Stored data
* * *

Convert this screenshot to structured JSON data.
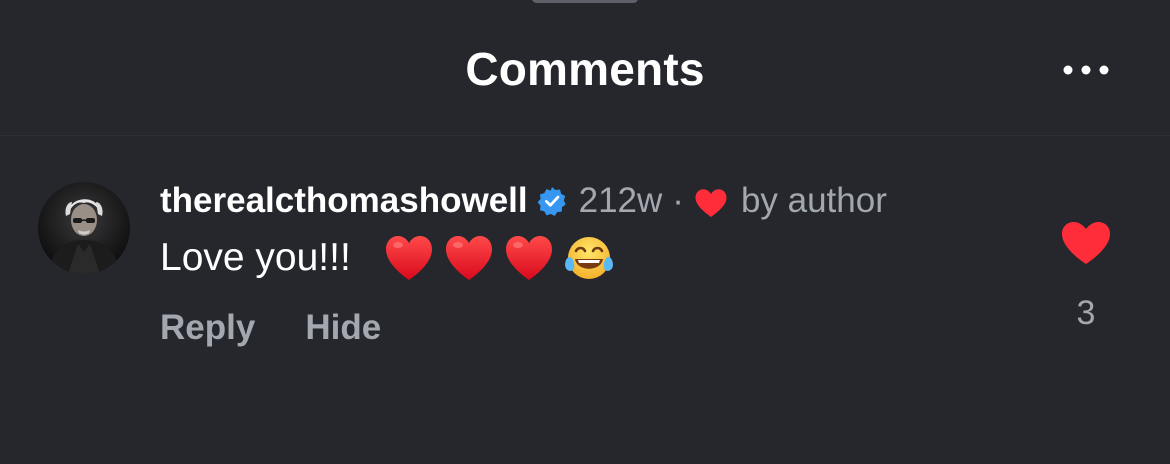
{
  "header": {
    "title": "Comments",
    "more_icon": "ellipsis-icon"
  },
  "comment": {
    "avatar_icon": "user-avatar",
    "username": "therealcthomashowell",
    "verified_icon": "verified-badge-icon",
    "timestamp": "212w",
    "separator": "·",
    "liked_by_icon": "heart-icon",
    "liked_by_text": "by author",
    "text": "Love you!!!",
    "emojis": [
      "red-heart",
      "red-heart",
      "red-heart",
      "face-with-tears-of-joy"
    ],
    "reply_label": "Reply",
    "hide_label": "Hide",
    "like_icon": "heart-icon",
    "like_count": "3"
  },
  "colors": {
    "background": "#25272d",
    "verified": "#3797f0",
    "heart": "#ff2d3a",
    "secondary_text": "#a3a8b0"
  }
}
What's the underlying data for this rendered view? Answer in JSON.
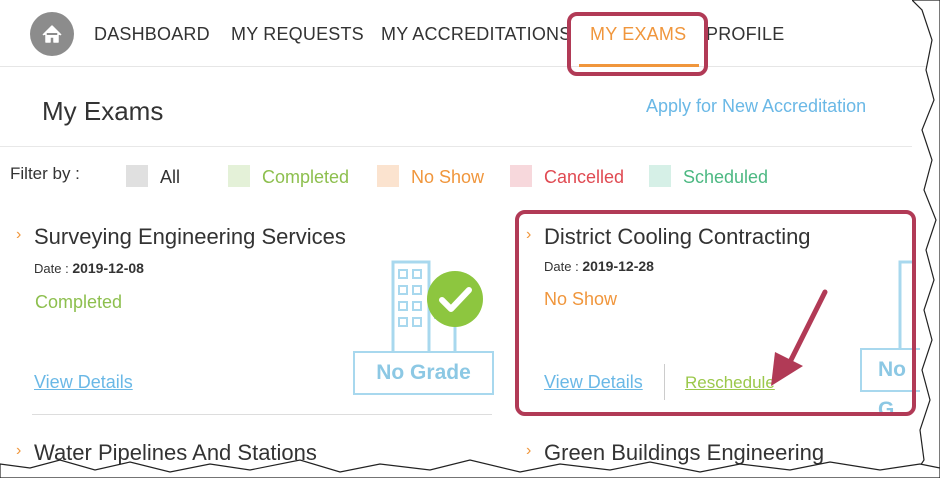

* * *

* **STATED PROBLEM**: The listing above needs to be output again exactly. Don't include the pictures.

* **COMPLETED TASK**:
Convert this screenshot to structured JSON data.
{
  "header": {
    "title": "Comments",
    "more_icon": "ellipsis-icon"
  },
  "comment": {
    "avatar_icon": "user-avatar",
    "username": "therealcthomashowell",
    "verified_icon": "verified-badge-icon",
    "timestamp": "212w",
    "separator": "·",
    "liked_by_icon": "heart-icon",
    "liked_by_text": "by author",
    "text": "Love you!!!",
    "emojis": [
      "red-heart",
      "red-heart",
      "red-heart",
      "face-with-tears-of-joy"
    ],
    "reply_label": "Reply",
    "hide_label": "Hide",
    "like_icon": "heart-icon",
    "like_count": "3"
  },
  "colors": {
    "background": "#25272d",
    "verified": "#3797f0",
    "heart": "#ff2d3a",
    "secondary_text": "#a3a8b0"
  }
}
What's the underlying data for this rendered view? Answer in JSON.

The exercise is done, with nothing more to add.